**REQUEST:**
Copy the lines below as they are; omit the images they contain.

++++

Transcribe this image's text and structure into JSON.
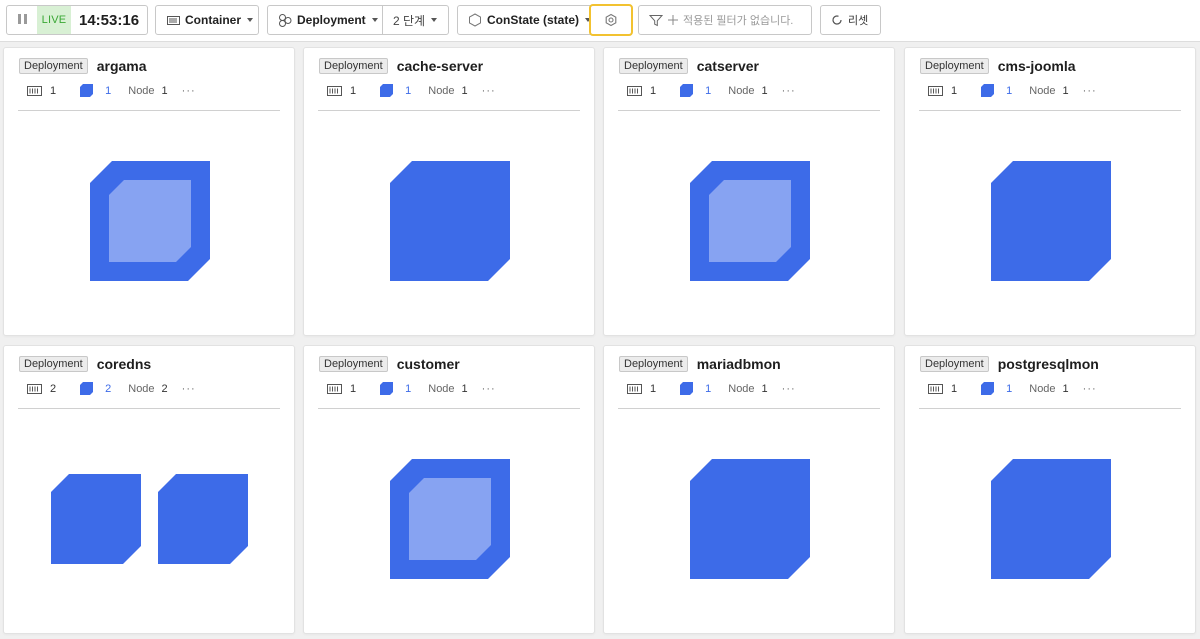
{
  "toolbar": {
    "live_label": "LIVE",
    "time": "14:53:16",
    "container_label": "Container",
    "deployment_label": "Deployment",
    "step_label": "2 단계",
    "state_label": "ConState (state)",
    "filter_placeholder": "적용된 필터가 없습니다.",
    "reset_label": "리셋"
  },
  "colors": {
    "pod_blue": "#3d6be8",
    "pod_light": "#87a3f2",
    "live_green": "#3aa735",
    "highlight_yellow": "#f2c230"
  },
  "cards": [
    {
      "type": "Deployment",
      "name": "argama",
      "containers": "1",
      "pods": "1",
      "node_label": "Node",
      "nodes": "1",
      "more": "···",
      "pod_style": "selected",
      "pod_count": 1
    },
    {
      "type": "Deployment",
      "name": "cache-server",
      "containers": "1",
      "pods": "1",
      "node_label": "Node",
      "nodes": "1",
      "more": "···",
      "pod_style": "plain",
      "pod_count": 1
    },
    {
      "type": "Deployment",
      "name": "catserver",
      "containers": "1",
      "pods": "1",
      "node_label": "Node",
      "nodes": "1",
      "more": "···",
      "pod_style": "selected",
      "pod_count": 1
    },
    {
      "type": "Deployment",
      "name": "cms-joomla",
      "containers": "1",
      "pods": "1",
      "node_label": "Node",
      "nodes": "1",
      "more": "···",
      "pod_style": "plain",
      "pod_count": 1
    },
    {
      "type": "Deployment",
      "name": "coredns",
      "containers": "2",
      "pods": "2",
      "node_label": "Node",
      "nodes": "2",
      "more": "···",
      "pod_style": "plain",
      "pod_count": 2
    },
    {
      "type": "Deployment",
      "name": "customer",
      "containers": "1",
      "pods": "1",
      "node_label": "Node",
      "nodes": "1",
      "more": "···",
      "pod_style": "selected",
      "pod_count": 1
    },
    {
      "type": "Deployment",
      "name": "mariadbmon",
      "containers": "1",
      "pods": "1",
      "node_label": "Node",
      "nodes": "1",
      "more": "···",
      "pod_style": "plain",
      "pod_count": 1
    },
    {
      "type": "Deployment",
      "name": "postgresqlmon",
      "containers": "1",
      "pods": "1",
      "node_label": "Node",
      "nodes": "1",
      "more": "···",
      "pod_style": "plain",
      "pod_count": 1
    }
  ]
}
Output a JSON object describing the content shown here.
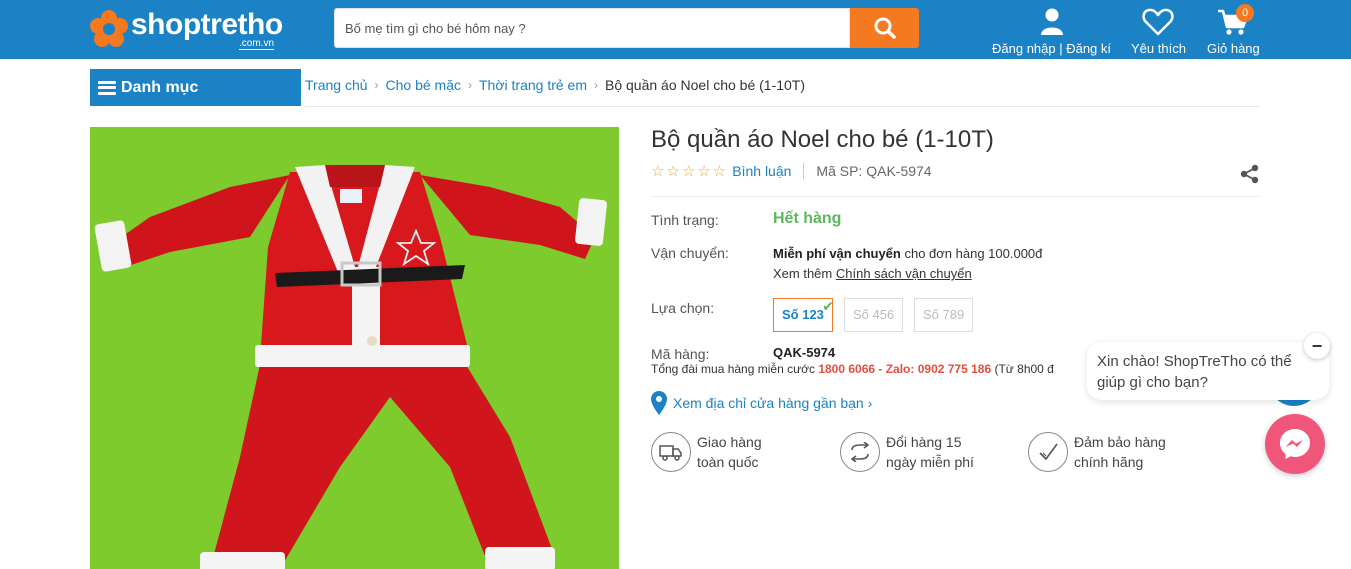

++++

**RESULT OF THIS TASK:**
Transcribe this image's text and structure into JSON.
{
  "toolbar": {
    "live_label": "LIVE",
    "time": "14:53:16",
    "container_label": "Container",
    "deployment_label": "Deployment",
    "step_label": "2 단계",
    "state_label": "ConState (state)",
    "filter_placeholder": "적용된 필터가 없습니다.",
    "reset_label": "리셋"
  },
  "colors": {
    "pod_blue": "#3d6be8",
    "pod_light": "#87a3f2",
    "live_green": "#3aa735",
    "highlight_yellow": "#f2c230"
  },
  "cards": [
    {
      "type": "Deployment",
      "name": "argama",
      "containers": "1",
      "pods": "1",
      "node_label": "Node",
      "nodes": "1",
      "more": "···",
      "pod_style": "selected",
      "pod_count": 1
    },
    {
      "type": "Deployment",
      "name": "cache-server",
      "containers": "1",
      "pods": "1",
      "node_label": "Node",
      "nodes": "1",
      "more": "···",
      "pod_style": "plain",
      "pod_count": 1
    },
    {
      "type": "Deployment",
      "name": "catserver",
      "containers": "1",
      "pods": "1",
      "node_label": "Node",
      "nodes": "1",
      "more": "···",
      "pod_style": "selected",
      "pod_count": 1
    },
    {
      "type": "Deployment",
      "name": "cms-joomla",
      "containers": "1",
      "pods": "1",
      "node_label": "Node",
      "nodes": "1",
      "more": "···",
      "pod_style": "plain",
      "pod_count": 1
    },
    {
      "type": "Deployment",
      "name": "coredns",
      "containers": "2",
      "pods": "2",
      "node_label": "Node",
      "nodes": "2",
      "more": "···",
      "pod_style": "plain",
      "pod_count": 2
    },
    {
      "type": "Deployment",
      "name": "customer",
      "containers": "1",
      "pods": "1",
      "node_label": "Node",
      "nodes": "1",
      "more": "···",
      "pod_style": "selected",
      "pod_count": 1
    },
    {
      "type": "Deployment",
      "name": "mariadbmon",
      "containers": "1",
      "pods": "1",
      "node_label": "Node",
      "nodes": "1",
      "more": "···",
      "pod_style": "plain",
      "pod_count": 1
    },
    {
      "type": "Deployment",
      "name": "postgresqlmon",
      "containers": "1",
      "pods": "1",
      "node_label": "Node",
      "nodes": "1",
      "more": "···",
      "pod_style": "plain",
      "pod_count": 1
    }
  ]
}
Output a JSON object describing the content shown here.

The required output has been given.